● **Data provided**
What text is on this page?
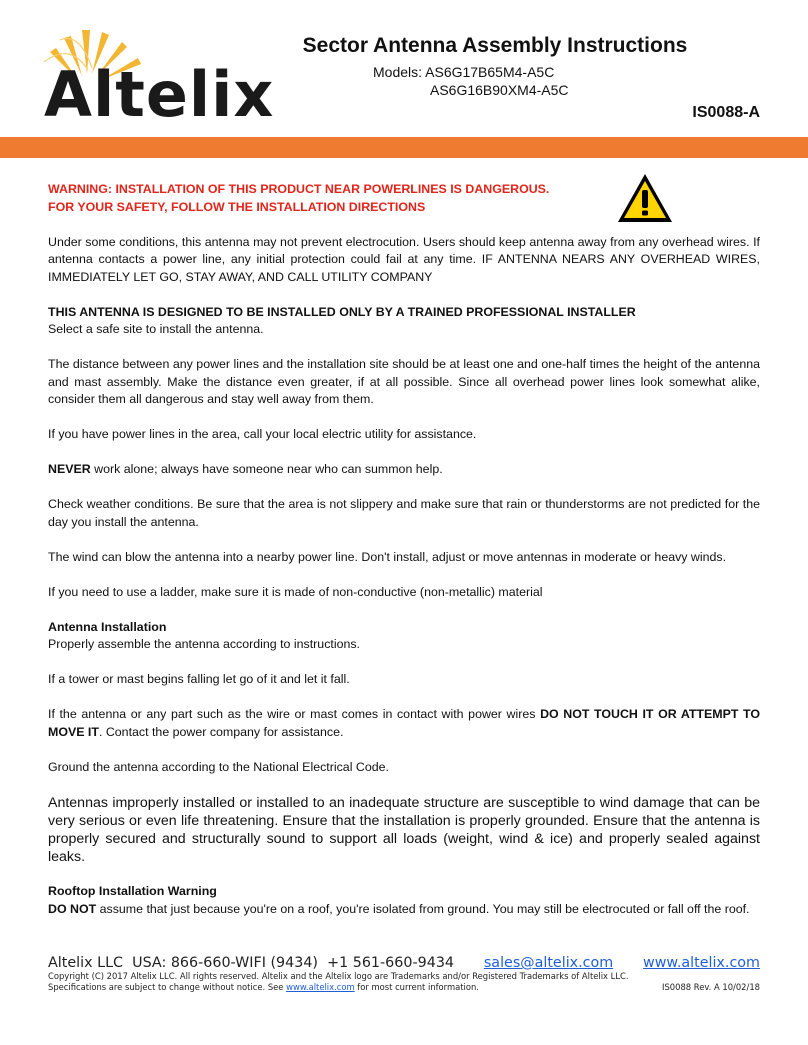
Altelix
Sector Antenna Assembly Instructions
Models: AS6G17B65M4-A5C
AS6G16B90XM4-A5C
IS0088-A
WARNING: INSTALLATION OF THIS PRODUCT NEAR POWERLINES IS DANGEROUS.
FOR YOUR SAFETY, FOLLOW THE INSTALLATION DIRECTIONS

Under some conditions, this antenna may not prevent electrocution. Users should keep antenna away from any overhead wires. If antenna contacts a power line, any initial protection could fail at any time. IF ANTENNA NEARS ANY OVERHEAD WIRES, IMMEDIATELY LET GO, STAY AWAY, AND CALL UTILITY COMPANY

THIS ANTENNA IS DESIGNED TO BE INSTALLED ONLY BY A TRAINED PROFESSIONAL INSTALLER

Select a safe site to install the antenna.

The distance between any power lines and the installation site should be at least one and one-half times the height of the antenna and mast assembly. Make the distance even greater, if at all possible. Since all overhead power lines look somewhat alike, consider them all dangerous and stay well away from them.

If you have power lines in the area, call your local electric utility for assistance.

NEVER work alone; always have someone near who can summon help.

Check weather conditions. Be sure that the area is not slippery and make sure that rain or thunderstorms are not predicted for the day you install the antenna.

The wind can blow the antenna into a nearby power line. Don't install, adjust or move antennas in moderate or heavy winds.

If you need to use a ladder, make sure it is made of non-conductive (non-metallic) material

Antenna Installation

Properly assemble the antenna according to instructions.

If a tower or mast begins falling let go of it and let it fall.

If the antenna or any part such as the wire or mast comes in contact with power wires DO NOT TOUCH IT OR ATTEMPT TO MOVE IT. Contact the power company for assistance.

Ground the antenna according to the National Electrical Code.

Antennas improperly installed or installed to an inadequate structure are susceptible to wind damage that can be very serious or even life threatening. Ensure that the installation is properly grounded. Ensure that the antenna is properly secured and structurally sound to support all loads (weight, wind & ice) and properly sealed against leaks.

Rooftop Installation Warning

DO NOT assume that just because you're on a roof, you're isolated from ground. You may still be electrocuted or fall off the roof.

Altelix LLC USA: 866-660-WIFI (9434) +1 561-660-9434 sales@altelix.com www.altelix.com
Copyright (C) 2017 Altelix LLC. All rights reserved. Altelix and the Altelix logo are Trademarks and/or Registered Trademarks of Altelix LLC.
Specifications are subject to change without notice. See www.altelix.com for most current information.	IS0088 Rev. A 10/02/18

● **What is expected**
What you return should match the records above word for word, minus the pictures.

● **Solution to the problem**
What text is on this page?
Altelix
Sector Antenna Assembly Instructions
Models: AS6G17B65M4-A5C
AS6G16B90XM4-A5C
IS0088-A
WARNING: INSTALLATION OF THIS PRODUCT NEAR POWERLINES IS DANGEROUS.
FOR YOUR SAFETY, FOLLOW THE INSTALLATION DIRECTIONS

Under some conditions, this antenna may not prevent electrocution. Users should keep antenna away from any overhead wires. If antenna contacts a power line, any initial protection could fail at any time. IF ANTENNA NEARS ANY OVERHEAD WIRES, IMMEDIATELY LET GO, STAY AWAY, AND CALL UTILITY COMPANY

THIS ANTENNA IS DESIGNED TO BE INSTALLED ONLY BY A TRAINED PROFESSIONAL INSTALLER

Select a safe site to install the antenna.

The distance between any power lines and the installation site should be at least one and one-half times the height of the antenna and mast assembly. Make the distance even greater, if at all possible. Since all overhead power lines look somewhat alike, consider them all dangerous and stay well away from them.

If you have power lines in the area, call your local electric utility for assistance.

NEVER work alone; always have someone near who can summon help.

Check weather conditions. Be sure that the area is not slippery and make sure that rain or thunderstorms are not predicted for the day you install the antenna.

The wind can blow the antenna into a nearby power line. Don't install, adjust or move antennas in moderate or heavy winds.

If you need to use a ladder, make sure it is made of non-conductive (non-metallic) material

Antenna Installation

Properly assemble the antenna according to instructions.

If a tower or mast begins falling let go of it and let it fall.

If the antenna or any part such as the wire or mast comes in contact with power wires DO NOT TOUCH IT OR ATTEMPT TO MOVE IT. Contact the power company for assistance.

Ground the antenna according to the National Electrical Code.

Antennas improperly installed or installed to an inadequate structure are susceptible to wind damage that can be very serious or even life threatening. Ensure that the installation is properly grounded. Ensure that the antenna is properly secured and structurally sound to support all loads (weight, wind & ice) and properly sealed against leaks.

Rooftop Installation Warning

DO NOT assume that just because you're on a roof, you're isolated from ground. You may still be electrocuted or fall off the roof.

Altelix LLC USA: 866-660-WIFI (9434) +1 561-660-9434 sales@altelix.com www.altelix.com
Copyright (C) 2017 Altelix LLC. All rights reserved. Altelix and the Altelix logo are Trademarks and/or Registered Trademarks of Altelix LLC.
Specifications are subject to change without notice. See www.altelix.com for most current information.	IS0088 Rev. A 10/02/18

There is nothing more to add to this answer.